───── THE DATA ─────

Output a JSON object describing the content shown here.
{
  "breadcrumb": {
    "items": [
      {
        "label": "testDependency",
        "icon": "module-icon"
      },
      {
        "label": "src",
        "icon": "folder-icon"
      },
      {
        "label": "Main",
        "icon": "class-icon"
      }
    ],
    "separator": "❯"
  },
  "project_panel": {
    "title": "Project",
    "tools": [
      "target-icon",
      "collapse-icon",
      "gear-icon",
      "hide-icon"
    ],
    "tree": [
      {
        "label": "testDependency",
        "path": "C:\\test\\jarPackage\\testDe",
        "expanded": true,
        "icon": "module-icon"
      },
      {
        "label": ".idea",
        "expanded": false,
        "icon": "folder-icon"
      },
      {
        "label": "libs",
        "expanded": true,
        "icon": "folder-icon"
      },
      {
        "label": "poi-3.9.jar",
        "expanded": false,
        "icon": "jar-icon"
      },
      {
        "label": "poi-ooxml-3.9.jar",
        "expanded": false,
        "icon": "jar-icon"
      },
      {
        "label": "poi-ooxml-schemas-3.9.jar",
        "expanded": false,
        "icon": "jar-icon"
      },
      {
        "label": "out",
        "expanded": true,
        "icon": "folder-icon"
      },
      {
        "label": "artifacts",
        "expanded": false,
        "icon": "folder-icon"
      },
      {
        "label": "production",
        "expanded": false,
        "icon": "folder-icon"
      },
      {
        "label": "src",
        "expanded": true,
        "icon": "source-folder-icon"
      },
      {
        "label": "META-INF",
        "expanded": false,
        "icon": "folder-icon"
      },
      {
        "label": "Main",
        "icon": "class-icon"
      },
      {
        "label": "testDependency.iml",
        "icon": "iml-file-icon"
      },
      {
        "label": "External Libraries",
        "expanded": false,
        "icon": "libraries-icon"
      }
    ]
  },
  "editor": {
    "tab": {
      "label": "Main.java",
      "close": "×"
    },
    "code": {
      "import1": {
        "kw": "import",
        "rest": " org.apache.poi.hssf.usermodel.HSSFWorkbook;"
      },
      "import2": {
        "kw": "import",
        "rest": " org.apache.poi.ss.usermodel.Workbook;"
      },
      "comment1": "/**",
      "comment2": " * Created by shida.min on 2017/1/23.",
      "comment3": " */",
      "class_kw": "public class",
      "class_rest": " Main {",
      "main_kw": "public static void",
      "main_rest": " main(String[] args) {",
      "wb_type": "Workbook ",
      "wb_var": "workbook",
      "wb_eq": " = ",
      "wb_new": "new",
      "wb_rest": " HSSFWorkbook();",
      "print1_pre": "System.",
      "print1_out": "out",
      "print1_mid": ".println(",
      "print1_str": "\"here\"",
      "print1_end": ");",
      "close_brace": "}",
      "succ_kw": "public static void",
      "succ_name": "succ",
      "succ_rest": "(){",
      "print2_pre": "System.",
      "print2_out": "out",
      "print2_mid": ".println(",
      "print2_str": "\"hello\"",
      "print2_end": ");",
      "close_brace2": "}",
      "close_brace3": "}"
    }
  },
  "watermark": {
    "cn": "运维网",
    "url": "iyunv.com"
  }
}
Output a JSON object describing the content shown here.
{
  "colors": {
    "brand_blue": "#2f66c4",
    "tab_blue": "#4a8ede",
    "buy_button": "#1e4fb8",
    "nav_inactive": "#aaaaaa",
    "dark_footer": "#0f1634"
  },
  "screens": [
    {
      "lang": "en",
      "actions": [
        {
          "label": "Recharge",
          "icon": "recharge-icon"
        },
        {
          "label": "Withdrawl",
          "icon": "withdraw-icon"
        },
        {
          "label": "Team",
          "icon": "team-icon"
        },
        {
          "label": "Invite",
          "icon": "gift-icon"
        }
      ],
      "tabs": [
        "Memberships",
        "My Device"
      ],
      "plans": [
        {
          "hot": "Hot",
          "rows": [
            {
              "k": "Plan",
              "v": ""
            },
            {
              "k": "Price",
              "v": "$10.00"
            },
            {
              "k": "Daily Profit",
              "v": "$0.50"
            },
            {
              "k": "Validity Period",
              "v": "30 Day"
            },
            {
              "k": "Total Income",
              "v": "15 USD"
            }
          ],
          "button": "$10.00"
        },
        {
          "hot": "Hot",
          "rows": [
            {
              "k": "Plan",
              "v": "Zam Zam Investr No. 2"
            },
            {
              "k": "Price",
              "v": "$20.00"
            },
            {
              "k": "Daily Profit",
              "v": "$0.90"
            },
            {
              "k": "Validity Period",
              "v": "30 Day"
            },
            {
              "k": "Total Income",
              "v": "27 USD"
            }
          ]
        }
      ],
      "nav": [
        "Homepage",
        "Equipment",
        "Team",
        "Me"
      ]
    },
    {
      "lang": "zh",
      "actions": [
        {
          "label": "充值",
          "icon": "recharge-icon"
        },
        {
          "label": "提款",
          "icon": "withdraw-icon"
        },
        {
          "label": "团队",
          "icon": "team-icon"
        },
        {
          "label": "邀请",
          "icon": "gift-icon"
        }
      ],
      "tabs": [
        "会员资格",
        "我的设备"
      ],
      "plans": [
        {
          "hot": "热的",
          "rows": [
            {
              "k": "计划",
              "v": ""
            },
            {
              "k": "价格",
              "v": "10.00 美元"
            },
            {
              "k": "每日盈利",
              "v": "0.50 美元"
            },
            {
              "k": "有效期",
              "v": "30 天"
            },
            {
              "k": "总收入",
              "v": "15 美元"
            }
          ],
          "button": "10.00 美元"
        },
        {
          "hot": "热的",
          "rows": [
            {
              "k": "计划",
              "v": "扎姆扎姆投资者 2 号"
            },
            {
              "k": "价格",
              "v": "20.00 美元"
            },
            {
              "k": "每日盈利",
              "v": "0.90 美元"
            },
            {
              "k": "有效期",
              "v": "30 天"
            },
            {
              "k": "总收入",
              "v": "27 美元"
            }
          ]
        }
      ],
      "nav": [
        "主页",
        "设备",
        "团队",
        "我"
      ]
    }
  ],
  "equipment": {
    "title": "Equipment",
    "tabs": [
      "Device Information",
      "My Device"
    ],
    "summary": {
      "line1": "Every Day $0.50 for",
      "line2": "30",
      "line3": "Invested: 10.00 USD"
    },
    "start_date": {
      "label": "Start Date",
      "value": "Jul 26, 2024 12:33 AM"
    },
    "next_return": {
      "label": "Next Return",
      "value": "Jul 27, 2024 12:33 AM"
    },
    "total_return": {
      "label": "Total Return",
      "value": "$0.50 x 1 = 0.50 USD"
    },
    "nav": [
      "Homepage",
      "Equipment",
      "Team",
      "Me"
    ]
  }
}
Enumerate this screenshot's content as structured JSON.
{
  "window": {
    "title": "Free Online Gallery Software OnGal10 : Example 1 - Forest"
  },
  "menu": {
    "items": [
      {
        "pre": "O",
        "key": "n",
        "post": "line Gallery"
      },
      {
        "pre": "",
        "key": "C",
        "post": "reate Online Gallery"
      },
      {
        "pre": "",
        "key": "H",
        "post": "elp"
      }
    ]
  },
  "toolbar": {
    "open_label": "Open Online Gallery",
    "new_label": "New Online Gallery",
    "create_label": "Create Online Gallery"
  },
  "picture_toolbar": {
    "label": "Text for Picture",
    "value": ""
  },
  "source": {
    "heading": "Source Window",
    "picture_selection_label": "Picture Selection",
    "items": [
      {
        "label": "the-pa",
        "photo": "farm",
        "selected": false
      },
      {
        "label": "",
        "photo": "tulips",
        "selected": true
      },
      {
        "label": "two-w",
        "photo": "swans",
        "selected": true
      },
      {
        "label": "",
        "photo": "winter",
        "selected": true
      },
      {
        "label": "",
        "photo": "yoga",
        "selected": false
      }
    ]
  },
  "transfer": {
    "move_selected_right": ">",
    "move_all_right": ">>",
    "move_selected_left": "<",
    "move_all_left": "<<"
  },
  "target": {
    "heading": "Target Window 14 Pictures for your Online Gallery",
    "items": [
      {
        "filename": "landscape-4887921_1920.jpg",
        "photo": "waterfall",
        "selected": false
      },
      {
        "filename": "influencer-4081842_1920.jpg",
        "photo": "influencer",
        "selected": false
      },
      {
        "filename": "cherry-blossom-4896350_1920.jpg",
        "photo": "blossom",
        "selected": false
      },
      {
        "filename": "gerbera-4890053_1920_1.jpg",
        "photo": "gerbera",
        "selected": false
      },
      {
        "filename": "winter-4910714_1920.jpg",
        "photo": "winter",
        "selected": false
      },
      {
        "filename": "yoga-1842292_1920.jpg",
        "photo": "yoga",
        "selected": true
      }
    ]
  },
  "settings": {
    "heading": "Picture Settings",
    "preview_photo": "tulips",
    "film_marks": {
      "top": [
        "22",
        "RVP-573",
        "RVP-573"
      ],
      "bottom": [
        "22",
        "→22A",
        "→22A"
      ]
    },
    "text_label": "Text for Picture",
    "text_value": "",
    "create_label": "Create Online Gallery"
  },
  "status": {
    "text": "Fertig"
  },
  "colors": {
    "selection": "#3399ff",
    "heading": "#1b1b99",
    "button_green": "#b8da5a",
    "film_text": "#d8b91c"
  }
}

─────

SHORT EXERCISE:
Collect every line with the string "Device" from the records, and copy each.

ANSWER:
        "My Device"
      "Device Information",
      "My Device"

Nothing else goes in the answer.